Ben Carson, foreign policy expert.
Faced with increasing scrutiny about whether Mr. Carson — who leads in some Republican presidential polls — was capable of leading American foreign policy, two of his top advisers said in interviews with The New York Times that he had struggled to master the intricacies of the Middle East and national security and that intense tutoring was having little effect.
“Nobody has been able to sit down with him and have him get one iota of intelligent information about the Middle East,” Duane R. Clarridge, a top adviser to Mr. Carson on terrorism and national security, said in an interview. He also said Mr. Carson needed weekly conference calls briefing him on foreign policy so “we can make him smart.”
This week, Mr. Carson’s advisers said that his source for claiming Chinese involvement in Syria was a telephone conversation he had had with a freelance American intelligence operative in Iraq.
According to notes of the briefing kept by a Carson aide who was also on the line, the operative had said, “Multiple reports have surfaced that Chinese military advisers are on the ground in Syria, operating with Russian special operations personnel.”
Mr. Clarridge, a former C.I.A. agent who had connected Mr. Carson with the operative in Iraq, said on Monday that the information was wrong. The operative in Iraq had “overleaped” in suggesting Chinese troops are in Syria, Mr. Clarridge said, adding of the operative, “You know how it goes when people are desperate for some headline.”
Mr. Williams, one of Mr. Carson’s closest friends, who does not have an official role in the campaign, also lamented the Fox News interview. “He’s been briefed on it so many times,” he said. “I guess he just froze.”
Mr. Carson, 64, who retired as one the world’s foremost pediatric neurosurgeons, has sometimes struggled to adapt his thoughtful manner and speaking style to the rat-a-tat of debates and TV interviews. “Sometimes he overthinks things,” Mr. Williams said, adding that he spoke to Mr. Carson after the Fox News stumble. “I could tell, talking to him, it was a bummer for him.”

- - -

### Exercise instructions
A. In the text on Ben Carson, what did his advisers say was his source for claiming Chinese involvement in Syria?
B. Reproduce the text on Ben Carson from "Ben Carson, foreign" to "having little effect.".

- - -

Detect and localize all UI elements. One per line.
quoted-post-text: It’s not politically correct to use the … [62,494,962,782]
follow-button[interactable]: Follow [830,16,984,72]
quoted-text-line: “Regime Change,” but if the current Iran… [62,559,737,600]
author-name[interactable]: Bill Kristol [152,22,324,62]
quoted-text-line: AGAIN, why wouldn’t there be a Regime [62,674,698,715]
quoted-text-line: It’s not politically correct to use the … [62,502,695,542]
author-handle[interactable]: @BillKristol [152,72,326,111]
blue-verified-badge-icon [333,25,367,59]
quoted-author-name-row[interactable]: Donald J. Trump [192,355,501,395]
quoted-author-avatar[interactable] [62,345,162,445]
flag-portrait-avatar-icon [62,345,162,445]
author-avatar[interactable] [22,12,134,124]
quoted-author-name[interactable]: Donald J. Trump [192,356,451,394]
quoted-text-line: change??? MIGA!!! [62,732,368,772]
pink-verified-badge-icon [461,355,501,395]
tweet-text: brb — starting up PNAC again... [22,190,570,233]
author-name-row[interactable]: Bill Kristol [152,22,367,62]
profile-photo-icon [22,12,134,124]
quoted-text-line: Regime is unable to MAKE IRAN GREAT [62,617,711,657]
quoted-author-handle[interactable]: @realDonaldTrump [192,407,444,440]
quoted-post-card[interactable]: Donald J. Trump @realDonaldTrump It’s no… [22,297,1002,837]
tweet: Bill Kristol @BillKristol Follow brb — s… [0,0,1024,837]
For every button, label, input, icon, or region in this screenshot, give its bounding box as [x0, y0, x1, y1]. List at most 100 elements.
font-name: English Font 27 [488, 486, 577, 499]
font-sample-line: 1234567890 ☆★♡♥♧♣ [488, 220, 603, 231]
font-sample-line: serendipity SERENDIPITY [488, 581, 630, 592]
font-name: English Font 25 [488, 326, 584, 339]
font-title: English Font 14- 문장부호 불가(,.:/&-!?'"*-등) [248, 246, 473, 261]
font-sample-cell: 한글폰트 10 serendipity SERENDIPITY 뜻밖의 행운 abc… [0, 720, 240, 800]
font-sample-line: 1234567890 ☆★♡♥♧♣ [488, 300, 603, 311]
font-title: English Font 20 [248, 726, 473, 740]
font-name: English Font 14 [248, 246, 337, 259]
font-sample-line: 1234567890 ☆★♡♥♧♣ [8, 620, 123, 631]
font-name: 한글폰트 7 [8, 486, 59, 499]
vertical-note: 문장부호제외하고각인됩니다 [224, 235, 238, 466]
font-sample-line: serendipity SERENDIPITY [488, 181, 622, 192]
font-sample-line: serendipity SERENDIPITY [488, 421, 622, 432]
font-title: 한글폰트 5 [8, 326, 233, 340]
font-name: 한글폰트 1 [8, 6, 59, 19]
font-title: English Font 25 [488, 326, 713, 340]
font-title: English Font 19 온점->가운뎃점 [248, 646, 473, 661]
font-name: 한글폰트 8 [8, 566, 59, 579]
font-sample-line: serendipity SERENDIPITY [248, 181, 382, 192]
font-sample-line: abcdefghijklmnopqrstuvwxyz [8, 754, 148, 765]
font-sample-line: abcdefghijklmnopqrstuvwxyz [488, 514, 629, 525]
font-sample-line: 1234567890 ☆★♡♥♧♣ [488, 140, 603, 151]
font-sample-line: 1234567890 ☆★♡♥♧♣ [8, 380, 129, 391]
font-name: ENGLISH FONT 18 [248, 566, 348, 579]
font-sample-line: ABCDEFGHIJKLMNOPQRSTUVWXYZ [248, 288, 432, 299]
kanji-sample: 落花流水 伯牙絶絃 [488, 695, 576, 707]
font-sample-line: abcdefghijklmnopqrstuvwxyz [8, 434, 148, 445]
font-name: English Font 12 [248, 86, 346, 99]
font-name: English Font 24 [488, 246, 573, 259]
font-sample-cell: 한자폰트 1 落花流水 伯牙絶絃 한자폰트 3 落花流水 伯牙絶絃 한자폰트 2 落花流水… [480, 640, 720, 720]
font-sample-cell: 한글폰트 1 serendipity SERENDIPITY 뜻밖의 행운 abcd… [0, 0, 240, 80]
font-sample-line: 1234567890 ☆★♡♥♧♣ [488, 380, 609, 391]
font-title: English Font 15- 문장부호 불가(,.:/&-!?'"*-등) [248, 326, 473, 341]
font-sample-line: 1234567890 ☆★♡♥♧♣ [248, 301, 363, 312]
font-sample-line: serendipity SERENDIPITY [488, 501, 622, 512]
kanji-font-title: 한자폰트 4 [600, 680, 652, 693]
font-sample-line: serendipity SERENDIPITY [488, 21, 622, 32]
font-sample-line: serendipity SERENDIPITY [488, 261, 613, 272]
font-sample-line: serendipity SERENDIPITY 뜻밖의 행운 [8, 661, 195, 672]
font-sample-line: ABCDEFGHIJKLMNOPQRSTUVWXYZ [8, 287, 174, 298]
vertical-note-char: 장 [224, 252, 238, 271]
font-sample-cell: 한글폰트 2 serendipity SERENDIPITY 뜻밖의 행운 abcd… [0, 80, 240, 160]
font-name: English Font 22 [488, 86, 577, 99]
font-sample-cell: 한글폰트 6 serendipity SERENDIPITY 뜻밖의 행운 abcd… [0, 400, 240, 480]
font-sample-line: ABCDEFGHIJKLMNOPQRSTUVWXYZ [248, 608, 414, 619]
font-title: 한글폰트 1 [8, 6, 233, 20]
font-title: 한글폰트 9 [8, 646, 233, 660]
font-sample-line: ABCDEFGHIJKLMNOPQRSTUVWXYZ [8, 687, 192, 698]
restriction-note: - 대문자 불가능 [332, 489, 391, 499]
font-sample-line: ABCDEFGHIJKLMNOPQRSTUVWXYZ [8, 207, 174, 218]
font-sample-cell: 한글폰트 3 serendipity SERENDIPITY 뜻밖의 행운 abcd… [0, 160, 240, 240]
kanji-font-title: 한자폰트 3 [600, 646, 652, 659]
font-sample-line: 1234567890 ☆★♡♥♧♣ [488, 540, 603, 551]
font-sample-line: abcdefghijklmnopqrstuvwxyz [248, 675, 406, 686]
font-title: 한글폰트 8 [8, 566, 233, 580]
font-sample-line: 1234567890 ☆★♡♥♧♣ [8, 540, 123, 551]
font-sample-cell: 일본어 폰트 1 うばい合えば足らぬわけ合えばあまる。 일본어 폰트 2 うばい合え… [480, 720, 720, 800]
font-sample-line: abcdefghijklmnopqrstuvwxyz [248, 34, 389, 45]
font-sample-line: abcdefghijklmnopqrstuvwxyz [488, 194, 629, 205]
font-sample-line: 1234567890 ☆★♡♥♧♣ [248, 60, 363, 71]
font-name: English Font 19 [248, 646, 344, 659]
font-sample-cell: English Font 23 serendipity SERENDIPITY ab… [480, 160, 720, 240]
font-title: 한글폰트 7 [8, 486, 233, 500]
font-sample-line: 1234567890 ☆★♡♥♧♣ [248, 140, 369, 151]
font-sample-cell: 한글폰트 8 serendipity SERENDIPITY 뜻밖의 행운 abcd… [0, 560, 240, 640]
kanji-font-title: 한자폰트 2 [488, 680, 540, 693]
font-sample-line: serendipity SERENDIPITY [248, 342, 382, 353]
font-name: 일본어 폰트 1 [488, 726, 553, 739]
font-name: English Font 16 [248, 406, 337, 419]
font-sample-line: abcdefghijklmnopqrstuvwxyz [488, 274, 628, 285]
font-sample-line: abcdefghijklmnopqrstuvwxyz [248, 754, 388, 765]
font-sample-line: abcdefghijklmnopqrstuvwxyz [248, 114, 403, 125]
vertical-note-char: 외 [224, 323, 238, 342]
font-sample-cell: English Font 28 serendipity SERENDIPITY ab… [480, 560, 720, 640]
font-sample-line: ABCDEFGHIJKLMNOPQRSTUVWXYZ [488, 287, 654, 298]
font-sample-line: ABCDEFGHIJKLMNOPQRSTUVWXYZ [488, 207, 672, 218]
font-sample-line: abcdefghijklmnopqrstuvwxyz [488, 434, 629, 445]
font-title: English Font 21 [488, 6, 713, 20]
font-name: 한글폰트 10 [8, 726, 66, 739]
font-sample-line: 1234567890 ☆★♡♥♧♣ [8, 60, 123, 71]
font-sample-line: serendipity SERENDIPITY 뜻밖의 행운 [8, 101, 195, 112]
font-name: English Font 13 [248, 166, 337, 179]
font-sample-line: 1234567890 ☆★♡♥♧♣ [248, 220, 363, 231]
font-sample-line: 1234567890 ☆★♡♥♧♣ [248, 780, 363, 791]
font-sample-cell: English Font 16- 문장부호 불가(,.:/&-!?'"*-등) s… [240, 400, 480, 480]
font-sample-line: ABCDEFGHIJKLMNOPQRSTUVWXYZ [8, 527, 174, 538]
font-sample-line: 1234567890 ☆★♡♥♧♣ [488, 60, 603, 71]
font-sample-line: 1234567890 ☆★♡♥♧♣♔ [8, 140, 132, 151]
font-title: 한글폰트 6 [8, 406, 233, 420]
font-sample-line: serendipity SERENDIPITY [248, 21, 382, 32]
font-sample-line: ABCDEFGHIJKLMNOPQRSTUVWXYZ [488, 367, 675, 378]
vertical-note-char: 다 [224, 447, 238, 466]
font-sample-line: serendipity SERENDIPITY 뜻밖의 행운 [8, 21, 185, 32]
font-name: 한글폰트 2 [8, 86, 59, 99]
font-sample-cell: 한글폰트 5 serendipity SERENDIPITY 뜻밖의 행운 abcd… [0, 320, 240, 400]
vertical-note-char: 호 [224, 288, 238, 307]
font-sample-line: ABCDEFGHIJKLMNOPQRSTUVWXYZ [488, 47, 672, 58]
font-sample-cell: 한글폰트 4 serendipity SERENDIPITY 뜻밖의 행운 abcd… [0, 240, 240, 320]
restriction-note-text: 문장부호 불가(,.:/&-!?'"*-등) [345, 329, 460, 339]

- - -

### Answers by item
A. A telephone conversation he had had with a freelance American intelligence operative in Iraq.

B.
Ben Carson, foreign policy expert.
Faced with increasing scrutiny about whether Mr. Carson — who leads in some Republican presidential polls — was capable of leading American foreign policy, two of his top advisers said in interviews with The New York Times that he had struggled to master the intricacies of the Middle East and national security and that intense tutoring was having little effect.